___ ROWS

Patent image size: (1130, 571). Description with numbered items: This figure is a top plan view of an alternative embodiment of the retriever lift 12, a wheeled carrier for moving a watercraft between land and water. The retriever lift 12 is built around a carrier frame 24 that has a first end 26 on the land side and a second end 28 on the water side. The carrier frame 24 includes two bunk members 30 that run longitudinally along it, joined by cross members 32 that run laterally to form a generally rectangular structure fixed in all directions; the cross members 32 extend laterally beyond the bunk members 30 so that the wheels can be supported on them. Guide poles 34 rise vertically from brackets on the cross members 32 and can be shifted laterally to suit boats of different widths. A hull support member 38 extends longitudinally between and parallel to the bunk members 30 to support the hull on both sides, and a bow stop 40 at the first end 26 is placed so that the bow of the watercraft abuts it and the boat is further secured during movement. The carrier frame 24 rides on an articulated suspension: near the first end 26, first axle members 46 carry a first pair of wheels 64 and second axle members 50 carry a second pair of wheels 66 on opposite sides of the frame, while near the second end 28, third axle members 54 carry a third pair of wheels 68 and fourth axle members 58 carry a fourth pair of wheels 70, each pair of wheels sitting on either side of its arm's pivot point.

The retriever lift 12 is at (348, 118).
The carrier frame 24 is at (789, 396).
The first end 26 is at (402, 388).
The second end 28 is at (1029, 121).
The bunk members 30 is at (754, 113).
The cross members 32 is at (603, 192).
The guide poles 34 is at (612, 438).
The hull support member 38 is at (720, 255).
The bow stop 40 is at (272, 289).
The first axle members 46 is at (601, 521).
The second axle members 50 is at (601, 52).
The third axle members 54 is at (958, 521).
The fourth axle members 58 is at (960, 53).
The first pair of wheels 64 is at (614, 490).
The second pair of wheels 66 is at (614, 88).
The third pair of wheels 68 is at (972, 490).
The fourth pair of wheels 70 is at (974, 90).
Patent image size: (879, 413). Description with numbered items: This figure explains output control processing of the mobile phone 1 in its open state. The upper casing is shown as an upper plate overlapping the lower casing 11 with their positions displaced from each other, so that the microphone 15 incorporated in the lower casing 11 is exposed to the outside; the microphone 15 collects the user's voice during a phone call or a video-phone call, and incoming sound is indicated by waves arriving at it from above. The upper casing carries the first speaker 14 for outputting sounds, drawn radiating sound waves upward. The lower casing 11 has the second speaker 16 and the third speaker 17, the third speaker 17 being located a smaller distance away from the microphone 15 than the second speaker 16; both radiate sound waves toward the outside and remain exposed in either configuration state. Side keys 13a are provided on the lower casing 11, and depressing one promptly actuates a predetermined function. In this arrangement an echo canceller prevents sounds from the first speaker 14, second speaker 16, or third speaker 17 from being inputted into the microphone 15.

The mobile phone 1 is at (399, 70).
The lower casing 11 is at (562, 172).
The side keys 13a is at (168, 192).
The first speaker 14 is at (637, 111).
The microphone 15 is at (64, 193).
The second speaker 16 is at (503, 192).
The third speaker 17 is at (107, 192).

______

[WHAT IS NEEDED]
Reproduce every line of the items above verbatim, leaving each one unchanged.

[FINISHED TASK]
Patent image size: (1130, 571). Description with numbered items: This figure is a top plan view of an alternative embodiment of the retriever lift 12, a wheeled carrier for moving a watercraft between land and water. The retriever lift 12 is built around a carrier frame 24 that has a first end 26 on the land side and a second end 28 on the water side. The carrier frame 24 includes two bunk members 30 that run longitudinally along it, joined by cross members 32 that run laterally to form a generally rectangular structure fixed in all directions; the cross members 32 extend laterally beyond the bunk members 30 so that the wheels can be supported on them. Guide poles 34 rise vertically from brackets on the cross members 32 and can be shifted laterally to suit boats of different widths. A hull support member 38 extends longitudinally between and parallel to the bunk members 30 to support the hull on both sides, and a bow stop 40 at the first end 26 is placed so that the bow of the watercraft abuts it and the boat is further secured during movement. The carrier frame 24 rides on an articulated suspension: near the first end 26, first axle members 46 carry a first pair of wheels 64 and second axle members 50 carry a second pair of wheels 66 on opposite sides of the frame, while near the second end 28, third axle members 54 carry a third pair of wheels 68 and fourth axle members 58 carry a fourth pair of wheels 70, each pair of wheels sitting on either side of its arm's pivot point.

The retriever lift 12 is at (348, 118).
The carrier frame 24 is at (789, 396).
The first end 26 is at (402, 388).
The second end 28 is at (1029, 121).
The bunk members 30 is at (754, 113).
The cross members 32 is at (603, 192).
The guide poles 34 is at (612, 438).
The hull support member 38 is at (720, 255).
The bow stop 40 is at (272, 289).
The first axle members 46 is at (601, 521).
The second axle members 50 is at (601, 52).
The third axle members 54 is at (958, 521).
The fourth axle members 58 is at (960, 53).
The first pair of wheels 64 is at (614, 490).
The second pair of wheels 66 is at (614, 88).
The third pair of wheels 68 is at (972, 490).
The fourth pair of wheels 70 is at (974, 90).
Patent image size: (879, 413). Description with numbered items: This figure explains output control processing of the mobile phone 1 in its open state. The upper casing is shown as an upper plate overlapping the lower casing 11 with their positions displaced from each other, so that the microphone 15 incorporated in the lower casing 11 is exposed to the outside; the microphone 15 collects the user's voice during a phone call or a video-phone call, and incoming sound is indicated by waves arriving at it from above. The upper casing carries the first speaker 14 for outputting sounds, drawn radiating sound waves upward. The lower casing 11 has the second speaker 16 and the third speaker 17, the third speaker 17 being located a smaller distance away from the microphone 15 than the second speaker 16; both radiate sound waves toward the outside and remain exposed in either configuration state. Side keys 13a are provided on the lower casing 11, and depressing one promptly actuates a predetermined function. In this arrangement an echo canceller prevents sounds from the first speaker 14, second speaker 16, or third speaker 17 from being inputted into the microphone 15.

The mobile phone 1 is at (399, 70).
The lower casing 11 is at (562, 172).
The side keys 13a is at (168, 192).
The first speaker 14 is at (637, 111).
The microphone 15 is at (64, 193).
The second speaker 16 is at (503, 192).
The third speaker 17 is at (107, 192).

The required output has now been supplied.